Chart and figure data
|---|
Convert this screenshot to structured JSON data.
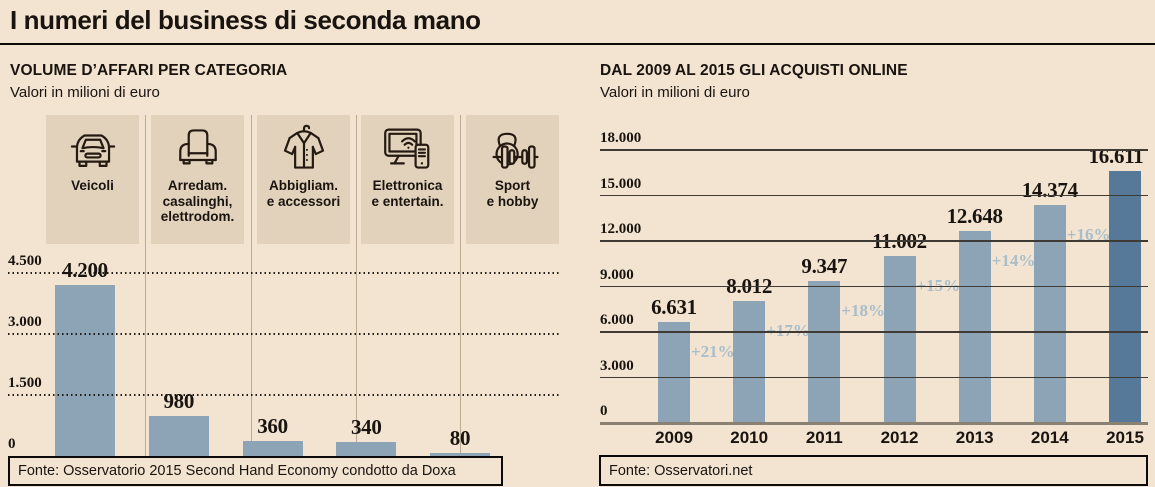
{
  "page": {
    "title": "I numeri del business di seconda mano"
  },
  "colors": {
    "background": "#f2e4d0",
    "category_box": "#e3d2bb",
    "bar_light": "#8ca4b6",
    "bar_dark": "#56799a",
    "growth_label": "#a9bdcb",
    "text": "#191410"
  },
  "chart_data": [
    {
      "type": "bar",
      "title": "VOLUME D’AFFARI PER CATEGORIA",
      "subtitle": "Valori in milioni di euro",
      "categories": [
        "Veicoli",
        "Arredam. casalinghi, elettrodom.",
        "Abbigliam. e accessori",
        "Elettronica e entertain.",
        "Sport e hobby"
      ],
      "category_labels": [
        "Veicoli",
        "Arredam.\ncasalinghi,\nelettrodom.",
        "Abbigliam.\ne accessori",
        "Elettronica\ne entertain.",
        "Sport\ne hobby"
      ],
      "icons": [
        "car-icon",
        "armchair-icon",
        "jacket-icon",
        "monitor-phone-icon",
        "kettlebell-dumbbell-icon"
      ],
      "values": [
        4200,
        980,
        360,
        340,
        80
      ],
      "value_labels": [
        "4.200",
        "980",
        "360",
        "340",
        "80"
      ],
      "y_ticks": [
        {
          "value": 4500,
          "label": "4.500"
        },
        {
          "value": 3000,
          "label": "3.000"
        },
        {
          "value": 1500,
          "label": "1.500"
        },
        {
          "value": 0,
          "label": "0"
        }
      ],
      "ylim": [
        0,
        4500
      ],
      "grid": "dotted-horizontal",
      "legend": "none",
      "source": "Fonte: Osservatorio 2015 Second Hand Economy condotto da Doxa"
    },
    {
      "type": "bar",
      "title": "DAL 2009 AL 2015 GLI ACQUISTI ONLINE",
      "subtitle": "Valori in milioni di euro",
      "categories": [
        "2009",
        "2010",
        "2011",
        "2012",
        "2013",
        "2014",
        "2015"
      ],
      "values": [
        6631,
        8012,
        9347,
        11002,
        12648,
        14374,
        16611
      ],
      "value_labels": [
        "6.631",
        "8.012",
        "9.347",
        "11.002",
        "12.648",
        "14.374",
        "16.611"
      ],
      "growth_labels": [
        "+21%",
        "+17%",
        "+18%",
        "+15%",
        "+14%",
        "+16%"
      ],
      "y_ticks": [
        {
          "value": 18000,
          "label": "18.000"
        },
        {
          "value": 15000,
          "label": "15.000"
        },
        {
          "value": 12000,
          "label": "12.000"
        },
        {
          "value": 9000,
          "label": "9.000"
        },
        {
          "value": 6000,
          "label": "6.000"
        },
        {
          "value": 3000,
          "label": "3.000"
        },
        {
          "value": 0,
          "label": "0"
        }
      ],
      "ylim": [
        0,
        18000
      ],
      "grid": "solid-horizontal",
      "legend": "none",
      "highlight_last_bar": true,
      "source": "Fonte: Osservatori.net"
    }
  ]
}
|---|
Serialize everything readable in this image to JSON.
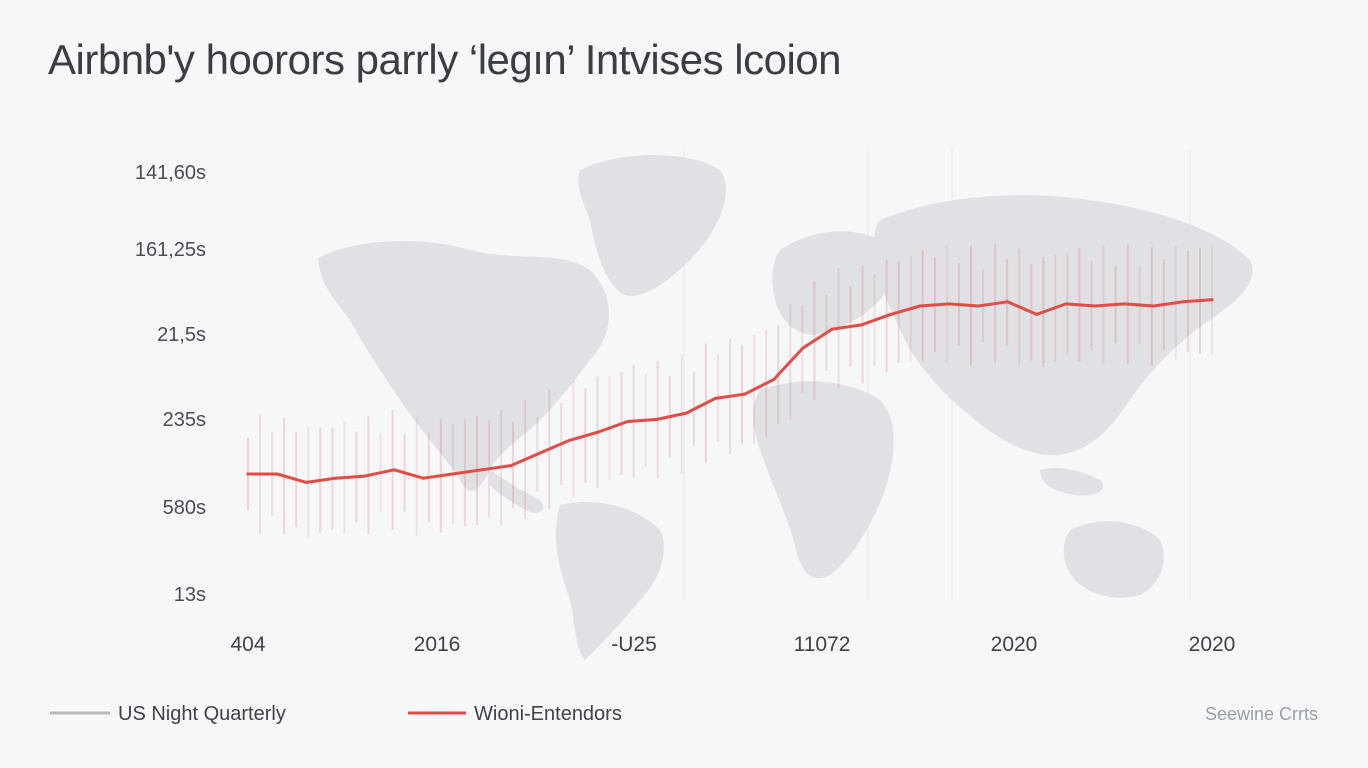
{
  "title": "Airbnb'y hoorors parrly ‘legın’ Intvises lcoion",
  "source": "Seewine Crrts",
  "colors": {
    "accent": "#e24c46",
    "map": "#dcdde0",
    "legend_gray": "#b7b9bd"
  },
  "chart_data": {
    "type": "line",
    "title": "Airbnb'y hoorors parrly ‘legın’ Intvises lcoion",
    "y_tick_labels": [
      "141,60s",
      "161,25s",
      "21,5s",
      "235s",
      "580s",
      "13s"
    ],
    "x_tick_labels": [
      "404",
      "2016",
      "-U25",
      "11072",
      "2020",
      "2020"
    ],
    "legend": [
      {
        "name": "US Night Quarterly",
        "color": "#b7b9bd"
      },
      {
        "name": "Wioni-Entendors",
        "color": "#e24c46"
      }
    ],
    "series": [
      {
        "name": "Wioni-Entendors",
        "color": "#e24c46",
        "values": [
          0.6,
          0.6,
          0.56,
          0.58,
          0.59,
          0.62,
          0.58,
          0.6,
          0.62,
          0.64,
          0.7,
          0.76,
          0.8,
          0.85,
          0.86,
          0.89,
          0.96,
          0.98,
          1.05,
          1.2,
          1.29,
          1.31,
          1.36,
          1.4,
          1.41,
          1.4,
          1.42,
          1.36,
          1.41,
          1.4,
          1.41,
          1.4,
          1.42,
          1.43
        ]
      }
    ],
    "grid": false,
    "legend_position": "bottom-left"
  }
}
|---|
Among the lines of the material, find those that hold the word "horizontal" and copy them.

> [Result below]:
      "grid": "dotted-horizontal",
      "grid": "solid-horizontal",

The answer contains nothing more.